#### [Written task]
Locate the lines of the listing below that hold "about", then copy each of them.

— Start of Provided material —

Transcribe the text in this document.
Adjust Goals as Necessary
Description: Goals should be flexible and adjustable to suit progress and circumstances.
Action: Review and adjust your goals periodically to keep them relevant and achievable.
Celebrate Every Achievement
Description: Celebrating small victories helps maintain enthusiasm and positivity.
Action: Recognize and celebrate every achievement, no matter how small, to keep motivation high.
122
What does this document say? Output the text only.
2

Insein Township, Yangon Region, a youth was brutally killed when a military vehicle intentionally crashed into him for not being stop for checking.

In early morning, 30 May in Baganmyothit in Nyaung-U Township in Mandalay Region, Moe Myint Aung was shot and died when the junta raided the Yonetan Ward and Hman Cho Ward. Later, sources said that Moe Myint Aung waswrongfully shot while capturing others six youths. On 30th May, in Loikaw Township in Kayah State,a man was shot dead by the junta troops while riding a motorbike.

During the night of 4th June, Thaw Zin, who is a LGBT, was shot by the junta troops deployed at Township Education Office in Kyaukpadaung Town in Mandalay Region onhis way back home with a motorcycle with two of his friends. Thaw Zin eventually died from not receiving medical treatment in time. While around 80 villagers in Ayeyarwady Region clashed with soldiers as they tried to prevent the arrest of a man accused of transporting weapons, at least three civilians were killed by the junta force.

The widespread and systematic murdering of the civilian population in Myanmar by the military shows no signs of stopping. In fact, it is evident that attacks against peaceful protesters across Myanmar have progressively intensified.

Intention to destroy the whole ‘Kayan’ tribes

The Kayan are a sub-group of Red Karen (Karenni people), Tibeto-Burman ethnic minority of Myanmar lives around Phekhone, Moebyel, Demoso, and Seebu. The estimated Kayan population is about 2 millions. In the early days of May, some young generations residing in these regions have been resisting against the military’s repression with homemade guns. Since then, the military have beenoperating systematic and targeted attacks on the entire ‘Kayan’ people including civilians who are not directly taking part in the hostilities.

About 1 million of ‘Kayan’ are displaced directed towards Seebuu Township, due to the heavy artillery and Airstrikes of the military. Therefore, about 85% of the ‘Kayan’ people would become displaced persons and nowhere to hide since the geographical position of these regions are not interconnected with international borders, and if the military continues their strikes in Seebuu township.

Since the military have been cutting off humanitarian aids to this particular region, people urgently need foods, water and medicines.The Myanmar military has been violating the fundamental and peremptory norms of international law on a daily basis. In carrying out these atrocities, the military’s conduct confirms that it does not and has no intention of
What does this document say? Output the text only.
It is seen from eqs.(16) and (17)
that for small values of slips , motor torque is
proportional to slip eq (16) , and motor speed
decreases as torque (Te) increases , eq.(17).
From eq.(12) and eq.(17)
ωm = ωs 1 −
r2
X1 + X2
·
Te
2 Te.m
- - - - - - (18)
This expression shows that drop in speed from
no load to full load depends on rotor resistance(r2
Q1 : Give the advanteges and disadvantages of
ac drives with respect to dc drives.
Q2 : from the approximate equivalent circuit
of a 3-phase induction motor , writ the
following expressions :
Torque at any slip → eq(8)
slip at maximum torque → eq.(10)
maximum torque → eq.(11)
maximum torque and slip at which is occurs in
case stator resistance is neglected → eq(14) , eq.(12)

— End of Provided material —

#### [Solution]
The Kayan are a sub-group of Red Karen (Karenni people), Tibeto-Burman ethnic minority of Myanmar lives around Phekhone, Moebyel, Demoso, and Seebu. The estimated Kayan population is about 2 millions. In the early days of May, some young generations residing in these regions have been resisting against the military’s repression with homemade guns. Since then, the military have beenoperating systematic and targeted attacks on the entire ‘Kayan’ people including civilians who are not directly taking part in the hostilities.
About 1 million of ‘Kayan’ are displaced directed towards Seebuu Township, due to the heavy artillery and Airstrikes of the military. Therefore, about 85% of the ‘Kayan’ people would become displaced persons and nowhere to hide since the geographical position of these regions are not interconnected with international borders, and if the military continues their strikes in Seebuu township.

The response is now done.